### EXERCISE GOAL
Every entry must be given again exactly.

### MATERIAL SHOWN

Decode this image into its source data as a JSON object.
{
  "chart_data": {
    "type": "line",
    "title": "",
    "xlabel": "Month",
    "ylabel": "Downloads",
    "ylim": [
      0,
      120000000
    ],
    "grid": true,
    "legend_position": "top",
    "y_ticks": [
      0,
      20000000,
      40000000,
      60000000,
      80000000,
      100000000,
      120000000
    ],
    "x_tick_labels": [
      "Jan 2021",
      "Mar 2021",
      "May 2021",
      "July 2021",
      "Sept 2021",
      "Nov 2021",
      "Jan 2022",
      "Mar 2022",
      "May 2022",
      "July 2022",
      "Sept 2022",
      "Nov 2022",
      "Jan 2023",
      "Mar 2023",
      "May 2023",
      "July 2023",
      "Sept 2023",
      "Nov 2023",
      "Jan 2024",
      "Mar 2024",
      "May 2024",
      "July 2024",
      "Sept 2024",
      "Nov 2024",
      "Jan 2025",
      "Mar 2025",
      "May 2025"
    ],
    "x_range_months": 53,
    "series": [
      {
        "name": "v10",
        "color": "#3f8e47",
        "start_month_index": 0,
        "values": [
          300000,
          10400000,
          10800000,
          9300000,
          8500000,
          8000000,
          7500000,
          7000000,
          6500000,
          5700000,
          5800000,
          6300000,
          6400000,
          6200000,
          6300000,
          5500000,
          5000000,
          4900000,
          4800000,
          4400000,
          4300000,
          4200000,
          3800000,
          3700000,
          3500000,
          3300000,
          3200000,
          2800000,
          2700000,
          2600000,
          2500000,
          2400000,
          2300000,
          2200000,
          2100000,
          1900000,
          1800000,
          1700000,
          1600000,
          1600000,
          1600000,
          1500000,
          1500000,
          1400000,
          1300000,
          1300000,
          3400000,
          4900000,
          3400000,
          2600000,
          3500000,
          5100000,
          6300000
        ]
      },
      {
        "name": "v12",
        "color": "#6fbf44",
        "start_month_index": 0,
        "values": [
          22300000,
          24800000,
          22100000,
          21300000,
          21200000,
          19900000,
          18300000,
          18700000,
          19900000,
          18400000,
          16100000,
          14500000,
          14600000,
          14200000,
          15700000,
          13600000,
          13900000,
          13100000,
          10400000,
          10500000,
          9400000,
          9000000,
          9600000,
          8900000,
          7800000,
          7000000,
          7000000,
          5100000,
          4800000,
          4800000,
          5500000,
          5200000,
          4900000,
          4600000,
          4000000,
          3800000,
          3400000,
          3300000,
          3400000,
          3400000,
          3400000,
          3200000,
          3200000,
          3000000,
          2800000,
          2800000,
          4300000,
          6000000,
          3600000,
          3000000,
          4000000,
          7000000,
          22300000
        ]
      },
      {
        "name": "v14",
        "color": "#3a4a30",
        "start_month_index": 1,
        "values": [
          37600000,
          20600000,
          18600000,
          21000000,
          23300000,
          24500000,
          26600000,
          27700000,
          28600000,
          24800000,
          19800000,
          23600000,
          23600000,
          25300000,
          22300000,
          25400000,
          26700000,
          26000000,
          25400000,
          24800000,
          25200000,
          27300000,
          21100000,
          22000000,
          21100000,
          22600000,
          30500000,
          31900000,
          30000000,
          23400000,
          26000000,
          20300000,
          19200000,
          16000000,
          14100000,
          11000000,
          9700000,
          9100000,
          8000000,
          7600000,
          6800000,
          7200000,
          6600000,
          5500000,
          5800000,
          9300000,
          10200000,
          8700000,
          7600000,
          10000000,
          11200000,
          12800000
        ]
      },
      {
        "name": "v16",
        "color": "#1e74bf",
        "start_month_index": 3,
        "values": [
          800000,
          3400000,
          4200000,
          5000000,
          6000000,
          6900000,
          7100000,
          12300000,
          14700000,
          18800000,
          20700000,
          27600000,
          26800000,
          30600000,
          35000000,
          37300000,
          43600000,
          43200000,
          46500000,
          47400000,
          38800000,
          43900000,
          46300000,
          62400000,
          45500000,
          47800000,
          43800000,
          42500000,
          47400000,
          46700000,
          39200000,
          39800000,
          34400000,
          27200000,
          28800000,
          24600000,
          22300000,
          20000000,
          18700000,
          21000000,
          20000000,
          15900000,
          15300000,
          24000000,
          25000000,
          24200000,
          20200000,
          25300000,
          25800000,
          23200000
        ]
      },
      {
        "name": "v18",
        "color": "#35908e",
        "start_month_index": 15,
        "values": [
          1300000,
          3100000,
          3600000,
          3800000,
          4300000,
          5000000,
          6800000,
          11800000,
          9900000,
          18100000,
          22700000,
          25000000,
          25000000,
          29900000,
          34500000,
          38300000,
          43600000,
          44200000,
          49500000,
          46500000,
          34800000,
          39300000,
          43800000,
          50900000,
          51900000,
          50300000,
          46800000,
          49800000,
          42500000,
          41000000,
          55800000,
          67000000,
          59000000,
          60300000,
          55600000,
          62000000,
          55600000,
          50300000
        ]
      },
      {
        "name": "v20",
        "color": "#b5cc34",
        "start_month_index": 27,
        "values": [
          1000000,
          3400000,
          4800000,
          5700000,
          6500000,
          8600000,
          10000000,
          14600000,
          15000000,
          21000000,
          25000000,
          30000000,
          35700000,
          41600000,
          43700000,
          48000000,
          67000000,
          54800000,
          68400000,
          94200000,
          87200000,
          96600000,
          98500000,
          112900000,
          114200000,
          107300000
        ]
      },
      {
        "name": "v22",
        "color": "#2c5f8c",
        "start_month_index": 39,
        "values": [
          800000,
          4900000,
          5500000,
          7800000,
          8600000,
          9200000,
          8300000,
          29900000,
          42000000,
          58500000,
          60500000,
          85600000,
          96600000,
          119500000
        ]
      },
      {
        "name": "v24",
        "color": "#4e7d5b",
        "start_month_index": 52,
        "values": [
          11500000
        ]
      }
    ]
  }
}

### ANSWER TO THIS EXERCISE
Decode this image into its source data as a JSON object.
{
  "chart_data": {
    "type": "line",
    "title": "",
    "xlabel": "Month",
    "ylabel": "Downloads",
    "ylim": [
      0,
      120000000
    ],
    "grid": true,
    "legend_position": "top",
    "y_ticks": [
      0,
      20000000,
      40000000,
      60000000,
      80000000,
      100000000,
      120000000
    ],
    "x_tick_labels": [
      "Jan 2021",
      "Mar 2021",
      "May 2021",
      "July 2021",
      "Sept 2021",
      "Nov 2021",
      "Jan 2022",
      "Mar 2022",
      "May 2022",
      "July 2022",
      "Sept 2022",
      "Nov 2022",
      "Jan 2023",
      "Mar 2023",
      "May 2023",
      "July 2023",
      "Sept 2023",
      "Nov 2023",
      "Jan 2024",
      "Mar 2024",
      "May 2024",
      "July 2024",
      "Sept 2024",
      "Nov 2024",
      "Jan 2025",
      "Mar 2025",
      "May 2025"
    ],
    "x_range_months": 53,
    "series": [
      {
        "name": "v10",
        "color": "#3f8e47",
        "start_month_index": 0,
        "values": [
          300000,
          10400000,
          10800000,
          9300000,
          8500000,
          8000000,
          7500000,
          7000000,
          6500000,
          5700000,
          5800000,
          6300000,
          6400000,
          6200000,
          6300000,
          5500000,
          5000000,
          4900000,
          4800000,
          4400000,
          4300000,
          4200000,
          3800000,
          3700000,
          3500000,
          3300000,
          3200000,
          2800000,
          2700000,
          2600000,
          2500000,
          2400000,
          2300000,
          2200000,
          2100000,
          1900000,
          1800000,
          1700000,
          1600000,
          1600000,
          1600000,
          1500000,
          1500000,
          1400000,
          1300000,
          1300000,
          3400000,
          4900000,
          3400000,
          2600000,
          3500000,
          5100000,
          6300000
        ]
      },
      {
        "name": "v12",
        "color": "#6fbf44",
        "start_month_index": 0,
        "values": [
          22300000,
          24800000,
          22100000,
          21300000,
          21200000,
          19900000,
          18300000,
          18700000,
          19900000,
          18400000,
          16100000,
          14500000,
          14600000,
          14200000,
          15700000,
          13600000,
          13900000,
          13100000,
          10400000,
          10500000,
          9400000,
          9000000,
          9600000,
          8900000,
          7800000,
          7000000,
          7000000,
          5100000,
          4800000,
          4800000,
          5500000,
          5200000,
          4900000,
          4600000,
          4000000,
          3800000,
          3400000,
          3300000,
          3400000,
          3400000,
          3400000,
          3200000,
          3200000,
          3000000,
          2800000,
          2800000,
          4300000,
          6000000,
          3600000,
          3000000,
          4000000,
          7000000,
          22300000
        ]
      },
      {
        "name": "v14",
        "color": "#3a4a30",
        "start_month_index": 1,
        "values": [
          37600000,
          20600000,
          18600000,
          21000000,
          23300000,
          24500000,
          26600000,
          27700000,
          28600000,
          24800000,
          19800000,
          23600000,
          23600000,
          25300000,
          22300000,
          25400000,
          26700000,
          26000000,
          25400000,
          24800000,
          25200000,
          27300000,
          21100000,
          22000000,
          21100000,
          22600000,
          30500000,
          31900000,
          30000000,
          23400000,
          26000000,
          20300000,
          19200000,
          16000000,
          14100000,
          11000000,
          9700000,
          9100000,
          8000000,
          7600000,
          6800000,
          7200000,
          6600000,
          5500000,
          5800000,
          9300000,
          10200000,
          8700000,
          7600000,
          10000000,
          11200000,
          12800000
        ]
      },
      {
        "name": "v16",
        "color": "#1e74bf",
        "start_month_index": 3,
        "values": [
          800000,
          3400000,
          4200000,
          5000000,
          6000000,
          6900000,
          7100000,
          12300000,
          14700000,
          18800000,
          20700000,
          27600000,
          26800000,
          30600000,
          35000000,
          37300000,
          43600000,
          43200000,
          46500000,
          47400000,
          38800000,
          43900000,
          46300000,
          62400000,
          45500000,
          47800000,
          43800000,
          42500000,
          47400000,
          46700000,
          39200000,
          39800000,
          34400000,
          27200000,
          28800000,
          24600000,
          22300000,
          20000000,
          18700000,
          21000000,
          20000000,
          15900000,
          15300000,
          24000000,
          25000000,
          24200000,
          20200000,
          25300000,
          25800000,
          23200000
        ]
      },
      {
        "name": "v18",
        "color": "#35908e",
        "start_month_index": 15,
        "values": [
          1300000,
          3100000,
          3600000,
          3800000,
          4300000,
          5000000,
          6800000,
          11800000,
          9900000,
          18100000,
          22700000,
          25000000,
          25000000,
          29900000,
          34500000,
          38300000,
          43600000,
          44200000,
          49500000,
          46500000,
          34800000,
          39300000,
          43800000,
          50900000,
          51900000,
          50300000,
          46800000,
          49800000,
          42500000,
          41000000,
          55800000,
          67000000,
          59000000,
          60300000,
          55600000,
          62000000,
          55600000,
          50300000
        ]
      },
      {
        "name": "v20",
        "color": "#b5cc34",
        "start_month_index": 27,
        "values": [
          1000000,
          3400000,
          4800000,
          5700000,
          6500000,
          8600000,
          10000000,
          14600000,
          15000000,
          21000000,
          25000000,
          30000000,
          35700000,
          41600000,
          43700000,
          48000000,
          67000000,
          54800000,
          68400000,
          94200000,
          87200000,
          96600000,
          98500000,
          112900000,
          114200000,
          107300000
        ]
      },
      {
        "name": "v22",
        "color": "#2c5f8c",
        "start_month_index": 39,
        "values": [
          800000,
          4900000,
          5500000,
          7800000,
          8600000,
          9200000,
          8300000,
          29900000,
          42000000,
          58500000,
          60500000,
          85600000,
          96600000,
          119500000
        ]
      },
      {
        "name": "v24",
        "color": "#4e7d5b",
        "start_month_index": 52,
        "values": [
          11500000
        ]
      }
    ]
  }
}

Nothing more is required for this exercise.